Records for this exercise -
--------------------------------

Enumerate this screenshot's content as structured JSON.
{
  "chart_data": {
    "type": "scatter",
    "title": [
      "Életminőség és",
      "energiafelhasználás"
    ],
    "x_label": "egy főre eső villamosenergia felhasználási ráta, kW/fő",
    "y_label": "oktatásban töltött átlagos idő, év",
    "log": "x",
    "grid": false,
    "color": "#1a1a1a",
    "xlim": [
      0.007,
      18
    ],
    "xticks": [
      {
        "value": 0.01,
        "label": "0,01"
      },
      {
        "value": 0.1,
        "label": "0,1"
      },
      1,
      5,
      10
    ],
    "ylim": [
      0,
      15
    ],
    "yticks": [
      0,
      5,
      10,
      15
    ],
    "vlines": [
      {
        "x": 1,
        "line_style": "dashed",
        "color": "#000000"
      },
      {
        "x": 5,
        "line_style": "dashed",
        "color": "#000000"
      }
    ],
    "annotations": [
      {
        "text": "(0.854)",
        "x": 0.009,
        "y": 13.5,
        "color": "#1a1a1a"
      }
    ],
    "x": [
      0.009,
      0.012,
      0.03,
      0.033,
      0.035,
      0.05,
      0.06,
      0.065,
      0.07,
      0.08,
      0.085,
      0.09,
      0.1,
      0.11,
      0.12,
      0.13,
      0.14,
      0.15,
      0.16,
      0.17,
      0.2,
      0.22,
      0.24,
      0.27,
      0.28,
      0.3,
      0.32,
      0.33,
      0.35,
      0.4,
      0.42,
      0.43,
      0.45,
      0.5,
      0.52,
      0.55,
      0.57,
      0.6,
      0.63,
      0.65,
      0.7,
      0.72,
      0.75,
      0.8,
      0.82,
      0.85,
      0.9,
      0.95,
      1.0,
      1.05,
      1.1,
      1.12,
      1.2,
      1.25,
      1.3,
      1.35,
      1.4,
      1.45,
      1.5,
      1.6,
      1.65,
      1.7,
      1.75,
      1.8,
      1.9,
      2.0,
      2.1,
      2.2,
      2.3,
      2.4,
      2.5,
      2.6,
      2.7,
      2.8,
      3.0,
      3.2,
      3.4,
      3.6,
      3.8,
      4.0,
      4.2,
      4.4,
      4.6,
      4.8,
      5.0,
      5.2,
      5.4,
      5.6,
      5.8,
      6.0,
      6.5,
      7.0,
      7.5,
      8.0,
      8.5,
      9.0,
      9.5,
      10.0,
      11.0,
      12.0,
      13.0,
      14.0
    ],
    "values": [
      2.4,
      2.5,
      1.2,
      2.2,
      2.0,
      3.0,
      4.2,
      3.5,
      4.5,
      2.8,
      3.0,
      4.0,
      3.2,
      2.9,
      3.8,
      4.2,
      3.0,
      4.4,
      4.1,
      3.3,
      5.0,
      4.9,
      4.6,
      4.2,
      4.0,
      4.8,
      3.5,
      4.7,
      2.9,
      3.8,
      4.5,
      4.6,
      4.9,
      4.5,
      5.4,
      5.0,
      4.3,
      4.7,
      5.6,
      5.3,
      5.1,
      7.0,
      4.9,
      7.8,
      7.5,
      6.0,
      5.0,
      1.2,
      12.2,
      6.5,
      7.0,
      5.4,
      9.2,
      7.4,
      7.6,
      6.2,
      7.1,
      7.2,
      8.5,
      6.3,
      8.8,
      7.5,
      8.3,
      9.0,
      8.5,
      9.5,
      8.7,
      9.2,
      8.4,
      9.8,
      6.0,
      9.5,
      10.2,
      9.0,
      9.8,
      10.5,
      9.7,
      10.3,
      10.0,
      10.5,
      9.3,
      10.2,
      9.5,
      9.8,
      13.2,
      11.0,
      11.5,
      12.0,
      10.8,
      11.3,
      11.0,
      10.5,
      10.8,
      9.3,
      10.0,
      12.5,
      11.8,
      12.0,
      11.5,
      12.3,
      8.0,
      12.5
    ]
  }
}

--------------------------------

Given request - Transcribe the records above exactly as they appear.

Solution for this exercise -
Enumerate this screenshot's content as structured JSON.
{
  "chart_data": {
    "type": "scatter",
    "title": [
      "Életminőség és",
      "energiafelhasználás"
    ],
    "x_label": "egy főre eső villamosenergia felhasználási ráta, kW/fő",
    "y_label": "oktatásban töltött átlagos idő, év",
    "log": "x",
    "grid": false,
    "color": "#1a1a1a",
    "xlim": [
      0.007,
      18
    ],
    "xticks": [
      {
        "value": 0.01,
        "label": "0,01"
      },
      {
        "value": 0.1,
        "label": "0,1"
      },
      1,
      5,
      10
    ],
    "ylim": [
      0,
      15
    ],
    "yticks": [
      0,
      5,
      10,
      15
    ],
    "vlines": [
      {
        "x": 1,
        "line_style": "dashed",
        "color": "#000000"
      },
      {
        "x": 5,
        "line_style": "dashed",
        "color": "#000000"
      }
    ],
    "annotations": [
      {
        "text": "(0.854)",
        "x": 0.009,
        "y": 13.5,
        "color": "#1a1a1a"
      }
    ],
    "x": [
      0.009,
      0.012,
      0.03,
      0.033,
      0.035,
      0.05,
      0.06,
      0.065,
      0.07,
      0.08,
      0.085,
      0.09,
      0.1,
      0.11,
      0.12,
      0.13,
      0.14,
      0.15,
      0.16,
      0.17,
      0.2,
      0.22,
      0.24,
      0.27,
      0.28,
      0.3,
      0.32,
      0.33,
      0.35,
      0.4,
      0.42,
      0.43,
      0.45,
      0.5,
      0.52,
      0.55,
      0.57,
      0.6,
      0.63,
      0.65,
      0.7,
      0.72,
      0.75,
      0.8,
      0.82,
      0.85,
      0.9,
      0.95,
      1.0,
      1.05,
      1.1,
      1.12,
      1.2,
      1.25,
      1.3,
      1.35,
      1.4,
      1.45,
      1.5,
      1.6,
      1.65,
      1.7,
      1.75,
      1.8,
      1.9,
      2.0,
      2.1,
      2.2,
      2.3,
      2.4,
      2.5,
      2.6,
      2.7,
      2.8,
      3.0,
      3.2,
      3.4,
      3.6,
      3.8,
      4.0,
      4.2,
      4.4,
      4.6,
      4.8,
      5.0,
      5.2,
      5.4,
      5.6,
      5.8,
      6.0,
      6.5,
      7.0,
      7.5,
      8.0,
      8.5,
      9.0,
      9.5,
      10.0,
      11.0,
      12.0,
      13.0,
      14.0
    ],
    "values": [
      2.4,
      2.5,
      1.2,
      2.2,
      2.0,
      3.0,
      4.2,
      3.5,
      4.5,
      2.8,
      3.0,
      4.0,
      3.2,
      2.9,
      3.8,
      4.2,
      3.0,
      4.4,
      4.1,
      3.3,
      5.0,
      4.9,
      4.6,
      4.2,
      4.0,
      4.8,
      3.5,
      4.7,
      2.9,
      3.8,
      4.5,
      4.6,
      4.9,
      4.5,
      5.4,
      5.0,
      4.3,
      4.7,
      5.6,
      5.3,
      5.1,
      7.0,
      4.9,
      7.8,
      7.5,
      6.0,
      5.0,
      1.2,
      12.2,
      6.5,
      7.0,
      5.4,
      9.2,
      7.4,
      7.6,
      6.2,
      7.1,
      7.2,
      8.5,
      6.3,
      8.8,
      7.5,
      8.3,
      9.0,
      8.5,
      9.5,
      8.7,
      9.2,
      8.4,
      9.8,
      6.0,
      9.5,
      10.2,
      9.0,
      9.8,
      10.5,
      9.7,
      10.3,
      10.0,
      10.5,
      9.3,
      10.2,
      9.5,
      9.8,
      13.2,
      11.0,
      11.5,
      12.0,
      10.8,
      11.3,
      11.0,
      10.5,
      10.8,
      9.3,
      10.0,
      12.5,
      11.8,
      12.0,
      11.5,
      12.3,
      8.0,
      12.5
    ]
  }
}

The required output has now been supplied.